** Start of Working data **

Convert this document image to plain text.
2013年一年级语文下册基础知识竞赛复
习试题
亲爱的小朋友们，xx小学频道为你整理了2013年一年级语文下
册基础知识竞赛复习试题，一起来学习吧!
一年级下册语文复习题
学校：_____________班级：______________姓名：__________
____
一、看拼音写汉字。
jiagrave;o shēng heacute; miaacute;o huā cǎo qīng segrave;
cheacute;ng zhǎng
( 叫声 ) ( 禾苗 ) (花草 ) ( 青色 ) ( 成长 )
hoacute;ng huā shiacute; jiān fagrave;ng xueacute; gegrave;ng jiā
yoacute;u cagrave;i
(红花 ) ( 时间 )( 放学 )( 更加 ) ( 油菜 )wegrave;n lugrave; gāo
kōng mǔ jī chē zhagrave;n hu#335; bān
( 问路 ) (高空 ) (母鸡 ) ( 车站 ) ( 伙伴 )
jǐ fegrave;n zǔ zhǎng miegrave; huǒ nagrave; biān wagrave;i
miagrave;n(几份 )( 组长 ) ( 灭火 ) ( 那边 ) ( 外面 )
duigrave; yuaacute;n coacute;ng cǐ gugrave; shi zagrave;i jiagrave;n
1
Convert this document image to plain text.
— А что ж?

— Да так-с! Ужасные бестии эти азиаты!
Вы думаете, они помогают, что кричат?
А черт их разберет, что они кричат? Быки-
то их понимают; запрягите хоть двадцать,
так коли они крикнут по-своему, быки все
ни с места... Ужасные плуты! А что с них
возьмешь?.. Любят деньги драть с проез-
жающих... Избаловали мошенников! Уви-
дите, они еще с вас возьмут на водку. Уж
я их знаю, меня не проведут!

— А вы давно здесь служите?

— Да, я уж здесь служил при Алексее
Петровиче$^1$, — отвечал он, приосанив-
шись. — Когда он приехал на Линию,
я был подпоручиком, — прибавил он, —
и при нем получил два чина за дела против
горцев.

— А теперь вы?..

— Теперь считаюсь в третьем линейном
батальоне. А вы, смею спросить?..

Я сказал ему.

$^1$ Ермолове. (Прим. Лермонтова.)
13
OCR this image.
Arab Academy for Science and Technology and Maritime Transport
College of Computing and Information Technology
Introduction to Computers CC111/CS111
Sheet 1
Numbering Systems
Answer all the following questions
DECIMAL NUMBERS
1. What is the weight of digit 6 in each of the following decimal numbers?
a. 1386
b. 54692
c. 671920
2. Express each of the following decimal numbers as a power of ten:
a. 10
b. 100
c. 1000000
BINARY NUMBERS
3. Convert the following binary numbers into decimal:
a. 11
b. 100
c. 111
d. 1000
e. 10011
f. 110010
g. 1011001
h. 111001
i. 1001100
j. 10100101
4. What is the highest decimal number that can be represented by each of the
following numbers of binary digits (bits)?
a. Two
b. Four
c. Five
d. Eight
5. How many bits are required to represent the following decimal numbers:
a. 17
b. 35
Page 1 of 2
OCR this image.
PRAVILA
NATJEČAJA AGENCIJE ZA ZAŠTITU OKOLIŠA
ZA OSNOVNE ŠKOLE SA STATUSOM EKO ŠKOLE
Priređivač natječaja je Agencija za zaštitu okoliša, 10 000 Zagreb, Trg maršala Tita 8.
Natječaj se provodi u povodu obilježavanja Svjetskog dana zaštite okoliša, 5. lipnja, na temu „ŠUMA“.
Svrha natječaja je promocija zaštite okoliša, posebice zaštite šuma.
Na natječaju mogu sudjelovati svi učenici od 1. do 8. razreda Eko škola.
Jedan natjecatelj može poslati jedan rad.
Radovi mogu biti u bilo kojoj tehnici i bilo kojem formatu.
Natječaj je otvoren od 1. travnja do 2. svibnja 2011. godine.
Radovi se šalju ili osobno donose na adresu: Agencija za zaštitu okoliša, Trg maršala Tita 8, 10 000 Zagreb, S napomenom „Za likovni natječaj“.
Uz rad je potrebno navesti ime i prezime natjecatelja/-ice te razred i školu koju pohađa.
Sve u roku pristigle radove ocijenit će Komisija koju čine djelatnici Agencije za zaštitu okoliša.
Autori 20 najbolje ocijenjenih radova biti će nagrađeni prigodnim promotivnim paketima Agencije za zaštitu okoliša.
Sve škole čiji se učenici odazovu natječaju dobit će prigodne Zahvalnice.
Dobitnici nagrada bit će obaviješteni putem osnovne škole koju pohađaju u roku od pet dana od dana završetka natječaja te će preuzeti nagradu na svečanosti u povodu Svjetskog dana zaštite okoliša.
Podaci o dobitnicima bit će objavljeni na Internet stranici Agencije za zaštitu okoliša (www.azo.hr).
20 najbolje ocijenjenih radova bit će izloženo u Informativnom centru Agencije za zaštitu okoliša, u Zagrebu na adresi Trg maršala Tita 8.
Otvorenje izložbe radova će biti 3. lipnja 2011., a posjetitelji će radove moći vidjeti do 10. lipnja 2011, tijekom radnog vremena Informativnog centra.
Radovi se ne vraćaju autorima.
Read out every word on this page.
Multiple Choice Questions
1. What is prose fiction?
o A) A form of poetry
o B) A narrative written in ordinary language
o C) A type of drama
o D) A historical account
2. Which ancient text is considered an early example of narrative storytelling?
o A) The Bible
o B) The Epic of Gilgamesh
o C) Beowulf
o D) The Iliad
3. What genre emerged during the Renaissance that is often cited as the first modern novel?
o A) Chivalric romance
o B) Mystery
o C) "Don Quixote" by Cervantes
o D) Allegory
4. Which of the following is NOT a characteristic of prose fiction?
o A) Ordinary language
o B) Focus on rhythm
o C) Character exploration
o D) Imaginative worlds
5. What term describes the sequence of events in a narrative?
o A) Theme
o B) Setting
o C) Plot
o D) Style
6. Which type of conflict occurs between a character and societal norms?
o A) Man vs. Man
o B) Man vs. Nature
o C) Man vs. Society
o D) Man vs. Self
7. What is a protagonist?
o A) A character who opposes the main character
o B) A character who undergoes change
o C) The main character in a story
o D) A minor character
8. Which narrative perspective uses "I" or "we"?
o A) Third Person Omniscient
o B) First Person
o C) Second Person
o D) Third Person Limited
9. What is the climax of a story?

** End of Working data **

● **Written request**
Reproduce the full listing word for word.

● **Reply**
Convert this document image to plain text.
2013年一年级语文下册基础知识竞赛复
习试题
亲爱的小朋友们，xx小学频道为你整理了2013年一年级语文下
册基础知识竞赛复习试题，一起来学习吧!
一年级下册语文复习题
学校：_____________班级：______________姓名：__________
____
一、看拼音写汉字。
jiagrave;o shēng heacute; miaacute;o huā cǎo qīng segrave;
cheacute;ng zhǎng
( 叫声 ) ( 禾苗 ) (花草 ) ( 青色 ) ( 成长 )
hoacute;ng huā shiacute; jiān fagrave;ng xueacute; gegrave;ng jiā
yoacute;u cagrave;i
(红花 ) ( 时间 )( 放学 )( 更加 ) ( 油菜 )wegrave;n lugrave; gāo
kōng mǔ jī chē zhagrave;n hu#335; bān
( 问路 ) (高空 ) (母鸡 ) ( 车站 ) ( 伙伴 )
jǐ fegrave;n zǔ zhǎng miegrave; huǒ nagrave; biān wagrave;i
miagrave;n(几份 )( 组长 ) ( 灭火 ) ( 那边 ) ( 外面 )
duigrave; yuaacute;n coacute;ng cǐ gugrave; shi zagrave;i jiagrave;n
1
Convert this document image to plain text.
— А что ж?

— Да так-с! Ужасные бестии эти азиаты!
Вы думаете, они помогают, что кричат?
А черт их разберет, что они кричат? Быки-
то их понимают; запрягите хоть двадцать,
так коли они крикнут по-своему, быки все
ни с места... Ужасные плуты! А что с них
возьмешь?.. Любят деньги драть с проез-
жающих... Избаловали мошенников! Уви-
дите, они еще с вас возьмут на водку. Уж
я их знаю, меня не проведут!

— А вы давно здесь служите?

— Да, я уж здесь служил при Алексее
Петровиче$^1$, — отвечал он, приосанив-
шись. — Когда он приехал на Линию,
я был подпоручиком, — прибавил он, —
и при нем получил два чина за дела против
горцев.

— А теперь вы?..

— Теперь считаюсь в третьем линейном
батальоне. А вы, смею спросить?..

Я сказал ему.

$^1$ Ермолове. (Прим. Лермонтова.)
13
OCR this image.
Arab Academy for Science and Technology and Maritime Transport
College of Computing and Information Technology
Introduction to Computers CC111/CS111
Sheet 1
Numbering Systems
Answer all the following questions
DECIMAL NUMBERS
1. What is the weight of digit 6 in each of the following decimal numbers?
a. 1386
b. 54692
c. 671920
2. Express each of the following decimal numbers as a power of ten:
a. 10
b. 100
c. 1000000
BINARY NUMBERS
3. Convert the following binary numbers into decimal:
a. 11
b. 100
c. 111
d. 1000
e. 10011
f. 110010
g. 1011001
h. 111001
i. 1001100
j. 10100101
4. What is the highest decimal number that can be represented by each of the
following numbers of binary digits (bits)?
a. Two
b. Four
c. Five
d. Eight
5. How many bits are required to represent the following decimal numbers:
a. 17
b. 35
Page 1 of 2
OCR this image.
PRAVILA
NATJEČAJA AGENCIJE ZA ZAŠTITU OKOLIŠA
ZA OSNOVNE ŠKOLE SA STATUSOM EKO ŠKOLE
Priređivač natječaja je Agencija za zaštitu okoliša, 10 000 Zagreb, Trg maršala Tita 8.
Natječaj se provodi u povodu obilježavanja Svjetskog dana zaštite okoliša, 5. lipnja, na temu „ŠUMA“.
Svrha natječaja je promocija zaštite okoliša, posebice zaštite šuma.
Na natječaju mogu sudjelovati svi učenici od 1. do 8. razreda Eko škola.
Jedan natjecatelj može poslati jedan rad.
Radovi mogu biti u bilo kojoj tehnici i bilo kojem formatu.
Natječaj je otvoren od 1. travnja do 2. svibnja 2011. godine.
Radovi se šalju ili osobno donose na adresu: Agencija za zaštitu okoliša, Trg maršala Tita 8, 10 000 Zagreb, S napomenom „Za likovni natječaj“.
Uz rad je potrebno navesti ime i prezime natjecatelja/-ice te razred i školu koju pohađa.
Sve u roku pristigle radove ocijenit će Komisija koju čine djelatnici Agencije za zaštitu okoliša.
Autori 20 najbolje ocijenjenih radova biti će nagrađeni prigodnim promotivnim paketima Agencije za zaštitu okoliša.
Sve škole čiji se učenici odazovu natječaju dobit će prigodne Zahvalnice.
Dobitnici nagrada bit će obaviješteni putem osnovne škole koju pohađaju u roku od pet dana od dana završetka natječaja te će preuzeti nagradu na svečanosti u povodu Svjetskog dana zaštite okoliša.
Podaci o dobitnicima bit će objavljeni na Internet stranici Agencije za zaštitu okoliša (www.azo.hr).
20 najbolje ocijenjenih radova bit će izloženo u Informativnom centru Agencije za zaštitu okoliša, u Zagrebu na adresi Trg maršala Tita 8.
Otvorenje izložbe radova će biti 3. lipnja 2011., a posjetitelji će radove moći vidjeti do 10. lipnja 2011, tijekom radnog vremena Informativnog centra.
Radovi se ne vraćaju autorima.
Read out every word on this page.
Multiple Choice Questions
1. What is prose fiction?
o A) A form of poetry
o B) A narrative written in ordinary language
o C) A type of drama
o D) A historical account
2. Which ancient text is considered an early example of narrative storytelling?
o A) The Bible
o B) The Epic of Gilgamesh
o C) Beowulf
o D) The Iliad
3. What genre emerged during the Renaissance that is often cited as the first modern novel?
o A) Chivalric romance
o B) Mystery
o C) "Don Quixote" by Cervantes
o D) Allegory
4. Which of the following is NOT a characteristic of prose fiction?
o A) Ordinary language
o B) Focus on rhythm
o C) Character exploration
o D) Imaginative worlds
5. What term describes the sequence of events in a narrative?
o A) Theme
o B) Setting
o C) Plot
o D) Style
6. Which type of conflict occurs between a character and societal norms?
o A) Man vs. Man
o B) Man vs. Nature
o C) Man vs. Society
o D) Man vs. Self
7. What is a protagonist?
o A) A character who opposes the main character
o B) A character who undergoes change
o C) The main character in a story
o D) A minor character
8. Which narrative perspective uses "I" or "we"?
o A) Third Person Omniscient
o B) First Person
o C) Second Person
o D) Third Person Limited
9. What is the climax of a story?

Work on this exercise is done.